* Written request *
Can you transcribe every entry word for word, skipping the images?

* Material to process *

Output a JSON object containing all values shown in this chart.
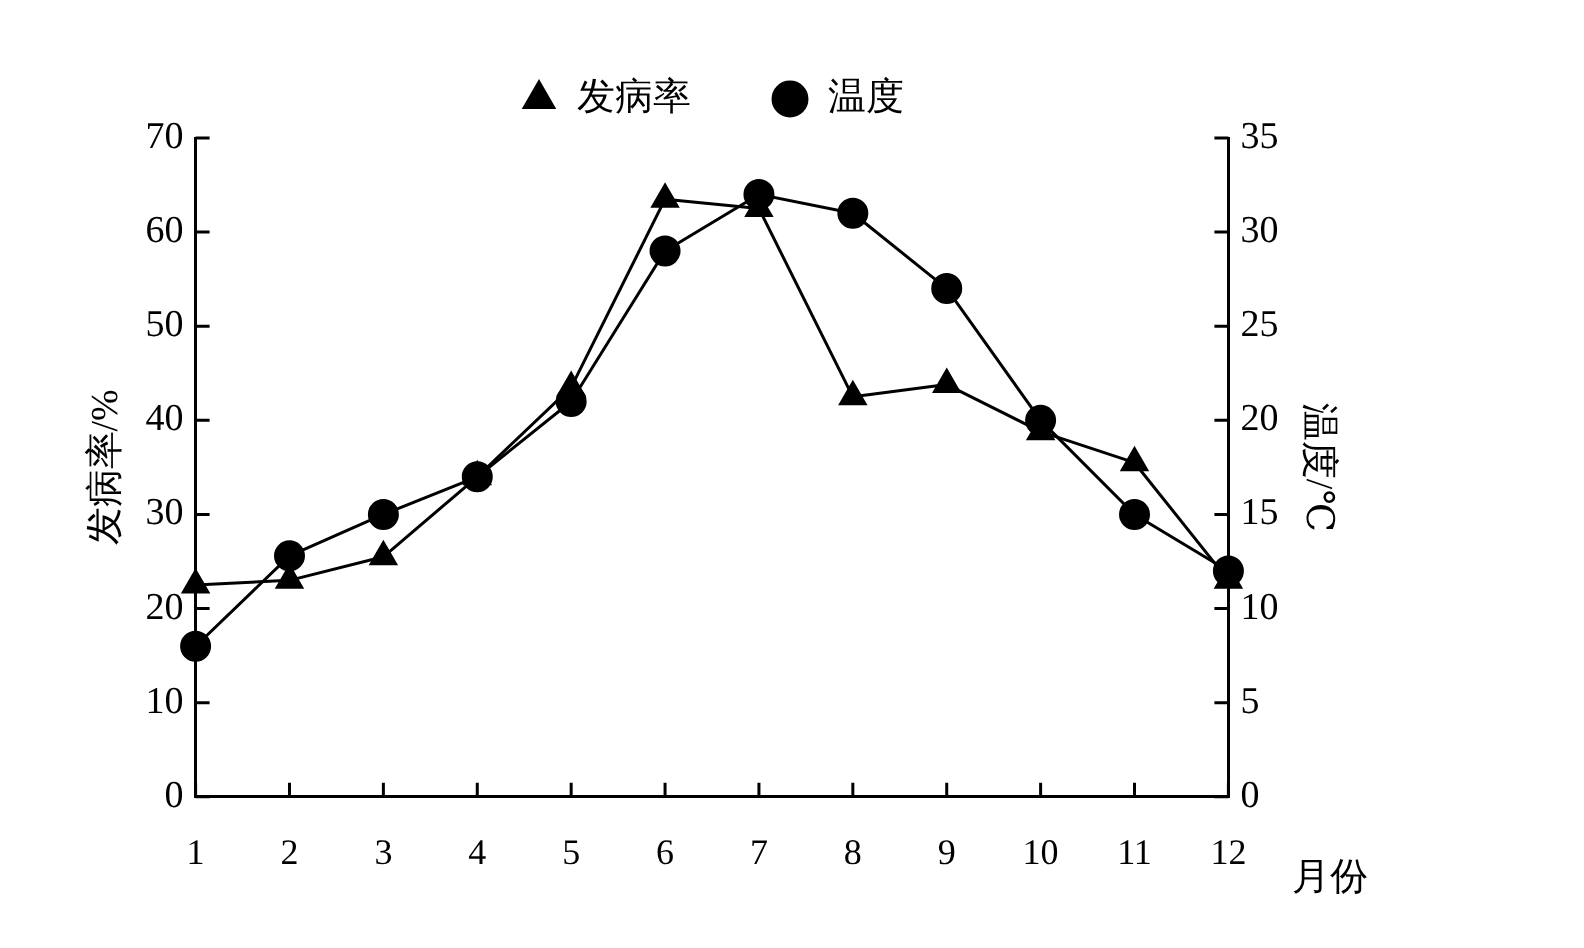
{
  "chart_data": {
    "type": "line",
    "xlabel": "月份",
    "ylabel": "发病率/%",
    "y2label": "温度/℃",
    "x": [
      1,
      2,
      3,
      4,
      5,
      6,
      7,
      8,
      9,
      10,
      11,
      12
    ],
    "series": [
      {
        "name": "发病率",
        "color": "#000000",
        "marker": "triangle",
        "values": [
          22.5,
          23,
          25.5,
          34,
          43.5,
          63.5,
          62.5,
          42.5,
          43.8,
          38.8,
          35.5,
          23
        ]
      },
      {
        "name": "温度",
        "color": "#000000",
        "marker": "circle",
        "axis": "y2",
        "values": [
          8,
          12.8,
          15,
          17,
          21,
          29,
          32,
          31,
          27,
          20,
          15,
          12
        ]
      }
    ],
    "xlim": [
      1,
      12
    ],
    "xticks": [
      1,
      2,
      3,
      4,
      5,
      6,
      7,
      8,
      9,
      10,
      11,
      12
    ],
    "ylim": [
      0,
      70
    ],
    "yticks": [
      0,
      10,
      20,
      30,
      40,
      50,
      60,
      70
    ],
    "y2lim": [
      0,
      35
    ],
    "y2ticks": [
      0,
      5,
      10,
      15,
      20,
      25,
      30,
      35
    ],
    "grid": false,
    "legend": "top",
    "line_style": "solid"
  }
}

* Response *
Output a JSON object containing all values shown in this chart.
{
  "chart_data": {
    "type": "line",
    "xlabel": "月份",
    "ylabel": "发病率/%",
    "y2label": "温度/℃",
    "x": [
      1,
      2,
      3,
      4,
      5,
      6,
      7,
      8,
      9,
      10,
      11,
      12
    ],
    "series": [
      {
        "name": "发病率",
        "color": "#000000",
        "marker": "triangle",
        "values": [
          22.5,
          23,
          25.5,
          34,
          43.5,
          63.5,
          62.5,
          42.5,
          43.8,
          38.8,
          35.5,
          23
        ]
      },
      {
        "name": "温度",
        "color": "#000000",
        "marker": "circle",
        "axis": "y2",
        "values": [
          8,
          12.8,
          15,
          17,
          21,
          29,
          32,
          31,
          27,
          20,
          15,
          12
        ]
      }
    ],
    "xlim": [
      1,
      12
    ],
    "xticks": [
      1,
      2,
      3,
      4,
      5,
      6,
      7,
      8,
      9,
      10,
      11,
      12
    ],
    "ylim": [
      0,
      70
    ],
    "yticks": [
      0,
      10,
      20,
      30,
      40,
      50,
      60,
      70
    ],
    "y2lim": [
      0,
      35
    ],
    "y2ticks": [
      0,
      5,
      10,
      15,
      20,
      25,
      30,
      35
    ],
    "grid": false,
    "legend": "top",
    "line_style": "solid"
  }
}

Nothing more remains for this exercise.